### [Task prompt]
Please transcribe the data that follows without the pictures, keeping every word the same.

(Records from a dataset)
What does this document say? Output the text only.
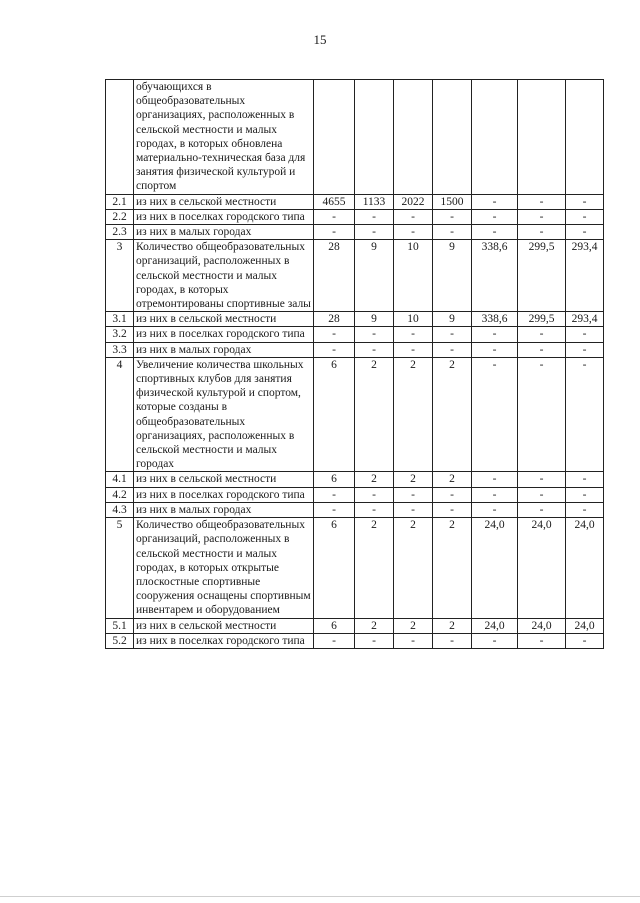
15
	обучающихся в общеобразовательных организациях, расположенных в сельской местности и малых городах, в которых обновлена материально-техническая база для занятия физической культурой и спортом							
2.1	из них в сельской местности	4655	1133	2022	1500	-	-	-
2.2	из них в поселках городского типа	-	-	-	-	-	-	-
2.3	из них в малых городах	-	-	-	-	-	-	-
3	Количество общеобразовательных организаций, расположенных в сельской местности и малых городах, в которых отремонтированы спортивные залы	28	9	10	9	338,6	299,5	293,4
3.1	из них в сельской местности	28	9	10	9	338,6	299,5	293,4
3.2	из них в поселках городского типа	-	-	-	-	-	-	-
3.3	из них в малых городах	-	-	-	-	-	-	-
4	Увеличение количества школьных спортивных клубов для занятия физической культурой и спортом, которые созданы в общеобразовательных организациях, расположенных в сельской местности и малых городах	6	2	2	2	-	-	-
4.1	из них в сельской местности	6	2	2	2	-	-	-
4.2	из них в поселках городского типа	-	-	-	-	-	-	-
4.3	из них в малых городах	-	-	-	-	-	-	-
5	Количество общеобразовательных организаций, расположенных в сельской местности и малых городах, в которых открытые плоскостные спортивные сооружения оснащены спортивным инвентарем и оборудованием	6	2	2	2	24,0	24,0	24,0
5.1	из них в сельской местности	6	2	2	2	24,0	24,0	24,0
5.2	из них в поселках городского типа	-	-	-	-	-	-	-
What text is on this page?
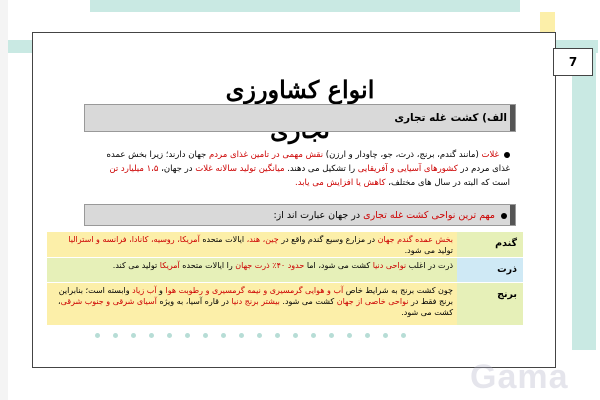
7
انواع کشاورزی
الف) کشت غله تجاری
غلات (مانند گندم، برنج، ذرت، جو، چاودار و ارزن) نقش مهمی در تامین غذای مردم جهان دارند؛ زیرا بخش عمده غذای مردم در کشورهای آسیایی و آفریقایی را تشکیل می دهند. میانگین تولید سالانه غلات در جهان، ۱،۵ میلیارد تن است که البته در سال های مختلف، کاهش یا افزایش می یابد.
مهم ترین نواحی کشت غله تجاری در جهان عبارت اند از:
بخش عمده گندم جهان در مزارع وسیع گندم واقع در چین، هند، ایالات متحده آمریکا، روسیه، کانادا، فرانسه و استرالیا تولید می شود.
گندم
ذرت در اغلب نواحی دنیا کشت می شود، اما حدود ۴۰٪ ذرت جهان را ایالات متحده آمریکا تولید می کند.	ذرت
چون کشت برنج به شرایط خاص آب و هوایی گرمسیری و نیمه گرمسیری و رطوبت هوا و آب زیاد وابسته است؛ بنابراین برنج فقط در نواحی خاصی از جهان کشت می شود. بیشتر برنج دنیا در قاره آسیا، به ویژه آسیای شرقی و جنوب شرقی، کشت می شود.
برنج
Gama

### [Completed exercise]
What does this document say? Output the text only.
15
	обучающихся в общеобразовательных организациях, расположенных в сельской местности и малых городах, в которых обновлена материально-техническая база для занятия физической культурой и спортом							
2.1	из них в сельской местности	4655	1133	2022	1500	-	-	-
2.2	из них в поселках городского типа	-	-	-	-	-	-	-
2.3	из них в малых городах	-	-	-	-	-	-	-
3	Количество общеобразовательных организаций, расположенных в сельской местности и малых городах, в которых отремонтированы спортивные залы	28	9	10	9	338,6	299,5	293,4
3.1	из них в сельской местности	28	9	10	9	338,6	299,5	293,4
3.2	из них в поселках городского типа	-	-	-	-	-	-	-
3.3	из них в малых городах	-	-	-	-	-	-	-
4	Увеличение количества школьных спортивных клубов для занятия физической культурой и спортом, которые созданы в общеобразовательных организациях, расположенных в сельской местности и малых городах	6	2	2	2	-	-	-
4.1	из них в сельской местности	6	2	2	2	-	-	-
4.2	из них в поселках городского типа	-	-	-	-	-	-	-
4.3	из них в малых городах	-	-	-	-	-	-	-
5	Количество общеобразовательных организаций, расположенных в сельской местности и малых городах, в которых открытые плоскостные спортивные сооружения оснащены спортивным инвентарем и оборудованием	6	2	2	2	24,0	24,0	24,0
5.1	из них в сельской местности	6	2	2	2	24,0	24,0	24,0
5.2	из них в поселках городского типа	-	-	-	-	-	-	-
What text is on this page?
7
انواع کشاورزی
الف) کشت غله تجاری
غلات (مانند گندم، برنج، ذرت، جو، چاودار و ارزن) نقش مهمی در تامین غذای مردم جهان دارند؛ زیرا بخش عمده غذای مردم در کشورهای آسیایی و آفریقایی را تشکیل می دهند. میانگین تولید سالانه غلات در جهان، ۱،۵ میلیارد تن است که البته در سال های مختلف، کاهش یا افزایش می یابد.
مهم ترین نواحی کشت غله تجاری در جهان عبارت اند از:
بخش عمده گندم جهان در مزارع وسیع گندم واقع در چین، هند، ایالات متحده آمریکا، روسیه، کانادا، فرانسه و استرالیا تولید می شود.
گندم
ذرت در اغلب نواحی دنیا کشت می شود، اما حدود ۴۰٪ ذرت جهان را ایالات متحده آمریکا تولید می کند.	ذرت
چون کشت برنج به شرایط خاص آب و هوایی گرمسیری و نیمه گرمسیری و رطوبت هوا و آب زیاد وابسته است؛ بنابراین برنج فقط در نواحی خاصی از جهان کشت می شود. بیشتر برنج دنیا در قاره آسیا، به ویژه آسیای شرقی و جنوب شرقی، کشت می شود.
برنج
Gama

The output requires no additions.